- [Work instructions]: Say how many lines include the word "meridian". Reply with nothing but the number.

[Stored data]
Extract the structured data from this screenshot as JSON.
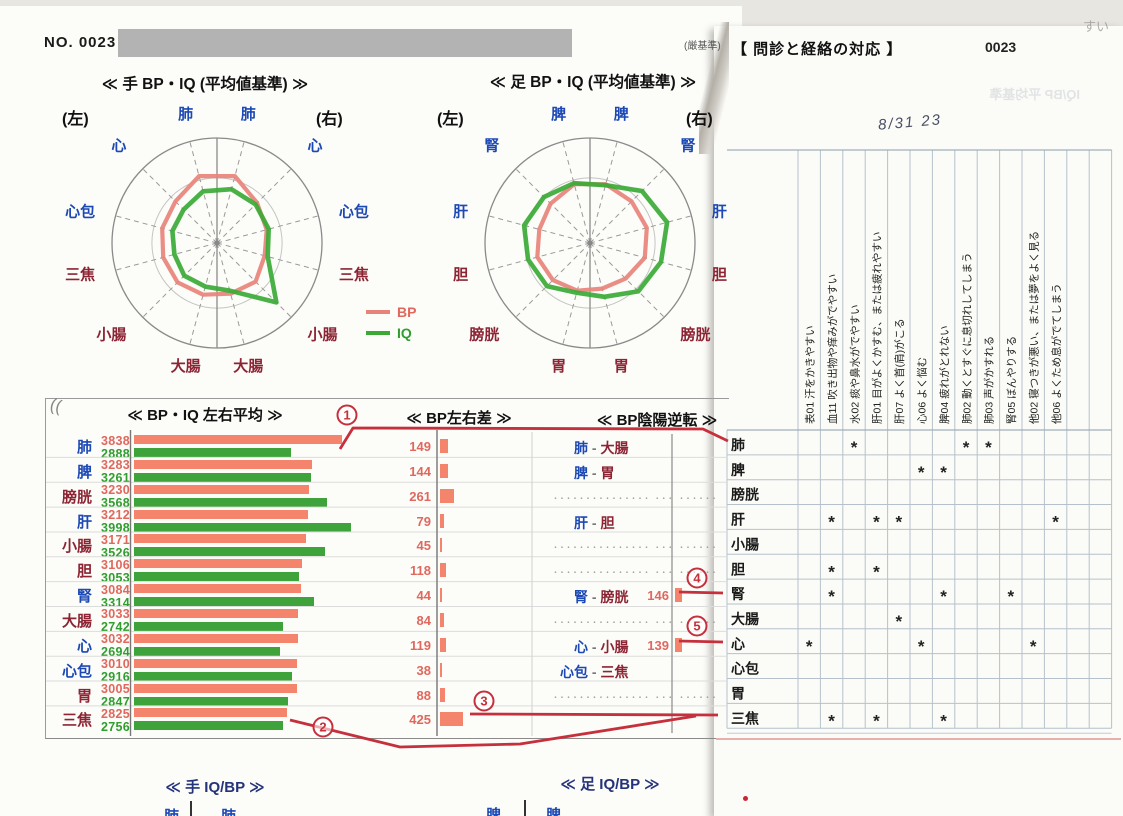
{
  "colors": {
    "bp": "#e8837a",
    "iq": "#3aaa35",
    "bar_bp": "#f5846c",
    "bar_iq": "#3fa33c",
    "val_bp": "#e0685e",
    "val_iq": "#2f9e2f",
    "yin_blue": "#1d49b5",
    "yang_maroon": "#8c2433",
    "annotation_red": "#c5303c",
    "grid_gray": "#8a8a8a",
    "table_grid": "#b6c2cb"
  },
  "header": {
    "no_label": "NO. 0023",
    "strict_note": "(厳基準)",
    "right_title": "【 問診と経絡の対応 】",
    "right_no": "0023",
    "handwritten_date": "8/31 23"
  },
  "legend": {
    "bp": "BP",
    "iq": "IQ"
  },
  "scan_artifacts": {
    "corner_text": "すい",
    "bleedthrough_text": "IQ/BP 平均基準",
    "page_curl": "(("
  },
  "footer": {
    "hand_title": "≪ 手 IQ/BP ≫",
    "foot_title": "≪ 足 IQ/BP ≫",
    "partial": {
      "hand": [
        "肺",
        "肺"
      ],
      "foot": [
        "脾",
        "脾"
      ]
    }
  },
  "annotations": {
    "numbers": [
      "1",
      "2",
      "3",
      "4",
      "5"
    ]
  },
  "chart_data": [
    {
      "id": "radar_hand",
      "type": "radar",
      "title": "≪ 手 BP・IQ (平均値基準) ≫",
      "side_left": "(左)",
      "side_right": "(右)",
      "spokes": [
        {
          "name": "肺",
          "side": "右",
          "yin": true
        },
        {
          "name": "心",
          "side": "右",
          "yin": true
        },
        {
          "name": "心包",
          "side": "右",
          "yin": true
        },
        {
          "name": "三焦",
          "side": "右",
          "yin": false
        },
        {
          "name": "小腸",
          "side": "右",
          "yin": false
        },
        {
          "name": "大腸",
          "side": "右",
          "yin": false
        },
        {
          "name": "大腸",
          "side": "左",
          "yin": false
        },
        {
          "name": "小腸",
          "side": "左",
          "yin": false
        },
        {
          "name": "三焦",
          "side": "左",
          "yin": false
        },
        {
          "name": "心包",
          "side": "左",
          "yin": true
        },
        {
          "name": "心",
          "side": "左",
          "yin": true
        },
        {
          "name": "肺",
          "side": "左",
          "yin": true
        }
      ],
      "series": [
        {
          "name": "BP",
          "values": [
            0.66,
            0.54,
            0.49,
            0.47,
            0.52,
            0.5,
            0.51,
            0.53,
            0.53,
            0.54,
            0.56,
            0.66
          ]
        },
        {
          "name": "IQ",
          "values": [
            0.53,
            0.52,
            0.51,
            0.5,
            0.8,
            0.47,
            0.43,
            0.44,
            0.42,
            0.44,
            0.45,
            0.51
          ]
        }
      ]
    },
    {
      "id": "radar_foot",
      "type": "radar",
      "title": "≪ 足 BP・IQ (平均値基準) ≫",
      "side_left": "(左)",
      "side_right": "(右)",
      "spokes": [
        {
          "name": "脾",
          "side": "右",
          "yin": true
        },
        {
          "name": "腎",
          "side": "右",
          "yin": true
        },
        {
          "name": "肝",
          "side": "右",
          "yin": true
        },
        {
          "name": "胆",
          "side": "右",
          "yin": false
        },
        {
          "name": "膀胱",
          "side": "右",
          "yin": false
        },
        {
          "name": "胃",
          "side": "右",
          "yin": false
        },
        {
          "name": "胃",
          "side": "左",
          "yin": false
        },
        {
          "name": "膀胱",
          "side": "左",
          "yin": false
        },
        {
          "name": "胆",
          "side": "左",
          "yin": false
        },
        {
          "name": "肝",
          "side": "左",
          "yin": true
        },
        {
          "name": "腎",
          "side": "左",
          "yin": true
        },
        {
          "name": "脾",
          "side": "左",
          "yin": true
        }
      ],
      "series": [
        {
          "name": "BP",
          "values": [
            0.58,
            0.56,
            0.56,
            0.54,
            0.48,
            0.45,
            0.47,
            0.5,
            0.52,
            0.5,
            0.53,
            0.58
          ]
        },
        {
          "name": "IQ",
          "values": [
            0.57,
            0.7,
            0.76,
            0.7,
            0.65,
            0.53,
            0.49,
            0.58,
            0.61,
            0.65,
            0.62,
            0.59
          ]
        }
      ]
    },
    {
      "id": "avg",
      "type": "bar",
      "title": "≪ BP・IQ 左右平均 ≫",
      "categories": [
        {
          "name": "肺",
          "yin": true
        },
        {
          "name": "脾",
          "yin": true
        },
        {
          "name": "膀胱",
          "yin": false
        },
        {
          "name": "肝",
          "yin": true
        },
        {
          "name": "小腸",
          "yin": false
        },
        {
          "name": "胆",
          "yin": false
        },
        {
          "name": "腎",
          "yin": true
        },
        {
          "name": "大腸",
          "yin": false
        },
        {
          "name": "心",
          "yin": true
        },
        {
          "name": "心包",
          "yin": true
        },
        {
          "name": "胃",
          "yin": false
        },
        {
          "name": "三焦",
          "yin": false
        }
      ],
      "series": [
        {
          "name": "BP",
          "values": [
            3838,
            3283,
            3230,
            3212,
            3171,
            3106,
            3084,
            3033,
            3032,
            3010,
            3005,
            2825
          ]
        },
        {
          "name": "IQ",
          "values": [
            2888,
            3261,
            3568,
            3998,
            3526,
            3053,
            3314,
            2742,
            2694,
            2916,
            2847,
            2756
          ]
        }
      ]
    },
    {
      "id": "diff",
      "type": "bar",
      "title": "≪ BP左右差 ≫",
      "values": [
        149,
        144,
        261,
        79,
        45,
        118,
        44,
        84,
        119,
        38,
        88,
        425
      ]
    },
    {
      "id": "reversal",
      "type": "bar",
      "title": "≪ BP陰陽逆転 ≫",
      "rows": [
        {
          "yin": "肺",
          "yang": "大腸",
          "value": null,
          "dots": false
        },
        {
          "yin": "脾",
          "yang": "胃",
          "value": null,
          "dots": false
        },
        {
          "yin": null,
          "yang": null,
          "value": null,
          "dots": true
        },
        {
          "yin": "肝",
          "yang": "胆",
          "value": null,
          "dots": false
        },
        {
          "yin": null,
          "yang": null,
          "value": null,
          "dots": true
        },
        {
          "yin": null,
          "yang": null,
          "value": null,
          "dots": true
        },
        {
          "yin": "腎",
          "yang": "膀胱",
          "value": 146,
          "dots": false
        },
        {
          "yin": null,
          "yang": null,
          "value": null,
          "dots": true
        },
        {
          "yin": "心",
          "yang": "小腸",
          "value": 139,
          "dots": false
        },
        {
          "yin": "心包",
          "yang": "三焦",
          "value": null,
          "dots": false
        },
        {
          "yin": null,
          "yang": null,
          "value": null,
          "dots": true
        },
        {
          "yin": null,
          "yang": null,
          "value": null,
          "dots": false
        }
      ]
    },
    {
      "id": "symptom_table",
      "type": "table",
      "title": "【 問診と経絡の対応 】",
      "columns": [
        {
          "code": "表01",
          "label": "汗をかきやすい"
        },
        {
          "code": "血11",
          "label": "吹き出物や痒みがでやすい"
        },
        {
          "code": "水02",
          "label": "痰や鼻水がでやすい"
        },
        {
          "code": "肝01",
          "label": "目がよくかすむ、または疲れやすい"
        },
        {
          "code": "肝07",
          "label": "よく首(肩)がこる"
        },
        {
          "code": "心06",
          "label": "よく悩む"
        },
        {
          "code": "脾04",
          "label": "疲れがとれない"
        },
        {
          "code": "肺02",
          "label": "動くとすぐに息切れしてしまう"
        },
        {
          "code": "肺03",
          "label": "声がかすれる"
        },
        {
          "code": "腎05",
          "label": "ぼんやりする"
        },
        {
          "code": "他02",
          "label": "寝つきが悪い、または夢をよく見る"
        },
        {
          "code": "他06",
          "label": "よくため息がでてしまう"
        }
      ],
      "rows": [
        {
          "meridian": "肺",
          "marks": [
            "水02",
            "肺02",
            "肺03"
          ]
        },
        {
          "meridian": "脾",
          "marks": [
            "心06",
            "脾04"
          ]
        },
        {
          "meridian": "膀胱",
          "marks": []
        },
        {
          "meridian": "肝",
          "marks": [
            "血11",
            "肝01",
            "肝07",
            "他06"
          ]
        },
        {
          "meridian": "小腸",
          "marks": []
        },
        {
          "meridian": "胆",
          "marks": [
            "血11",
            "肝01"
          ]
        },
        {
          "meridian": "腎",
          "marks": [
            "血11",
            "脾04",
            "腎05"
          ]
        },
        {
          "meridian": "大腸",
          "marks": [
            "肝07"
          ]
        },
        {
          "meridian": "心",
          "marks": [
            "表01",
            "心06",
            "他02"
          ]
        },
        {
          "meridian": "心包",
          "marks": []
        },
        {
          "meridian": "胃",
          "marks": []
        },
        {
          "meridian": "三焦",
          "marks": [
            "血11",
            "肝01",
            "脾04"
          ]
        }
      ]
    }
  ]
}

- [Task result]: 12